EXERCISE: Collect the lines of the entries where "Jeff" shows up.

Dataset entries
= = =
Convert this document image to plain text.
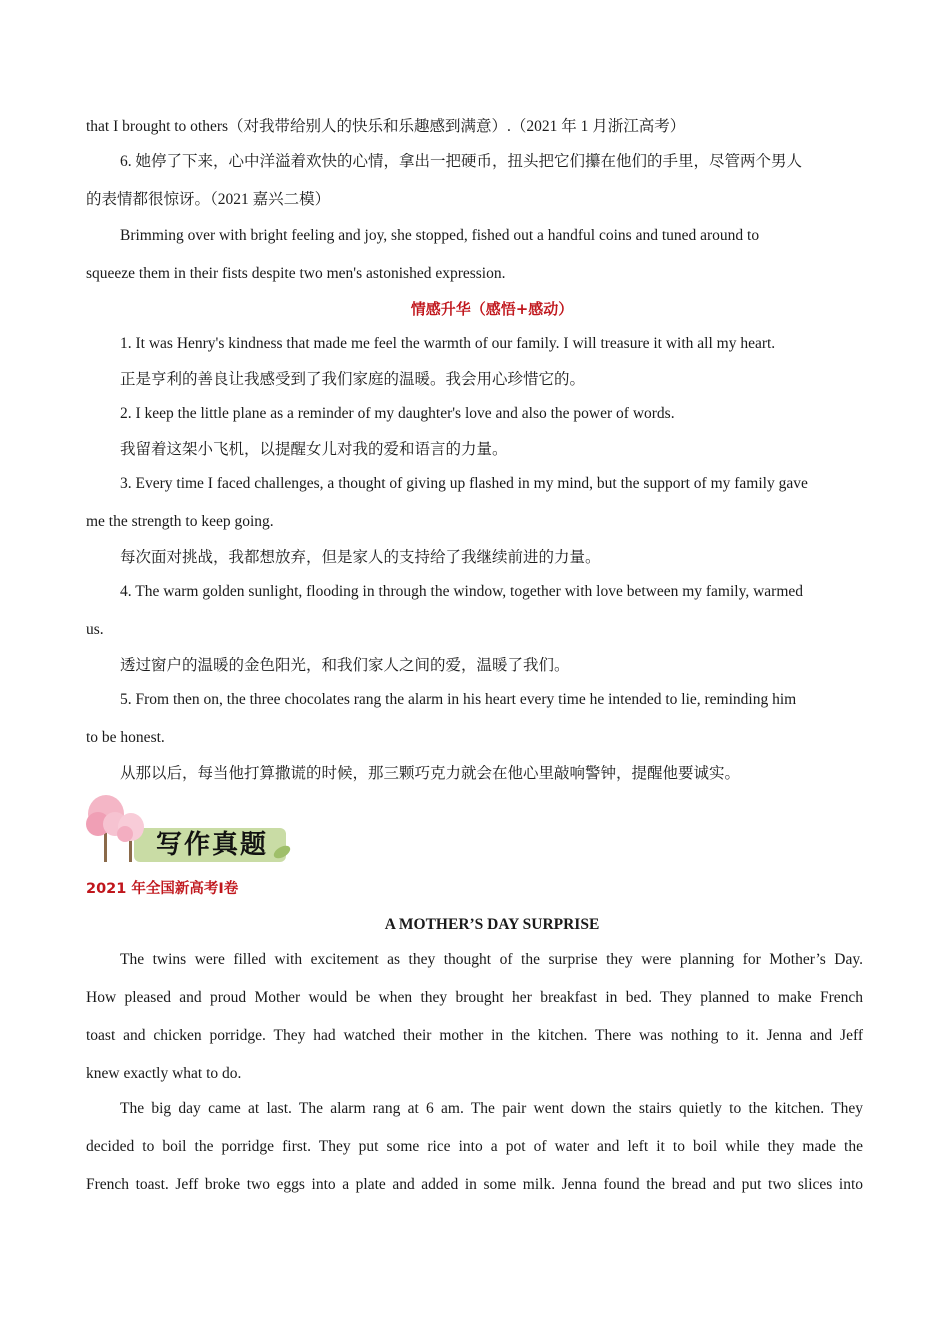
that I brought to others（对我带给别人的快乐和乐趣感到满意）.（2021 年 1 月浙江高考）

6. 她停了下来，心中洋溢着欢快的心情，拿出一把硬币，扭头把它们攥在他们的手里，尽管两个男人

的表情都很惊讶。（2021 嘉兴二模）

Brimming over with bright feeling and joy, she stopped, fished out a handful coins and tuned around to

squeeze them in their fists despite two men's astonished expression.

情感升华（感悟+感动）

1. It was Henry's kindness that made me feel the warmth of our family. I will treasure it with all my heart.

正是亨利的善良让我感受到了我们家庭的温暖。我会用心珍惜它的。

2. I keep the little plane as a reminder of my daughter's love and also the power of words.

我留着这架小飞机，以提醒女儿对我的爱和语言的力量。

3. Every time I faced challenges, a thought of giving up flashed in my mind, but the support of my family gave

me the strength to keep going.

每次面对挑战，我都想放弃，但是家人的支持给了我继续前进的力量。

4. The warm golden sunlight, flooding in through the window, together with love between my family, warmed

us.

透过窗户的温暖的金色阳光，和我们家人之间的爱，温暖了我们。

5. From then on, the three chocolates rang the alarm in his heart every time he intended to lie, reminding him

to be honest.

从那以后，每当他打算撒谎的时候，那三颗巧克力就会在他心里敲响警钟，提醒他要诚实。

写作真题

2021 年全国新高考Ⅰ卷

A MOTHER’S DAY SURPRISE

The twins were filled with excitement as they thought of the surprise they were planning for Mother’s Day.

How pleased and proud Mother would be when they brought her breakfast in bed. They planned to make French

toast and chicken porridge. They had watched their mother in the kitchen. There was nothing to it. Jenna and Jeff

knew exactly what to do.

The big day came at last. The alarm rang at 6 am. The pair went down the stairs quietly to the kitchen. They

decided to boil the porridge first. They put some rice into a pot of water and left it to boil while they made the

French toast. Jeff broke two eggs into a plate and added in some milk. Jenna found the bread and put two slices into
= = =
FINAL RESULT:
toast and chicken porridge. They had watched their mother in the kitchen. There was nothing to it. Jenna and Jeff
French toast. Jeff broke two eggs into a plate and added in some milk. Jenna found the bread and put two slices into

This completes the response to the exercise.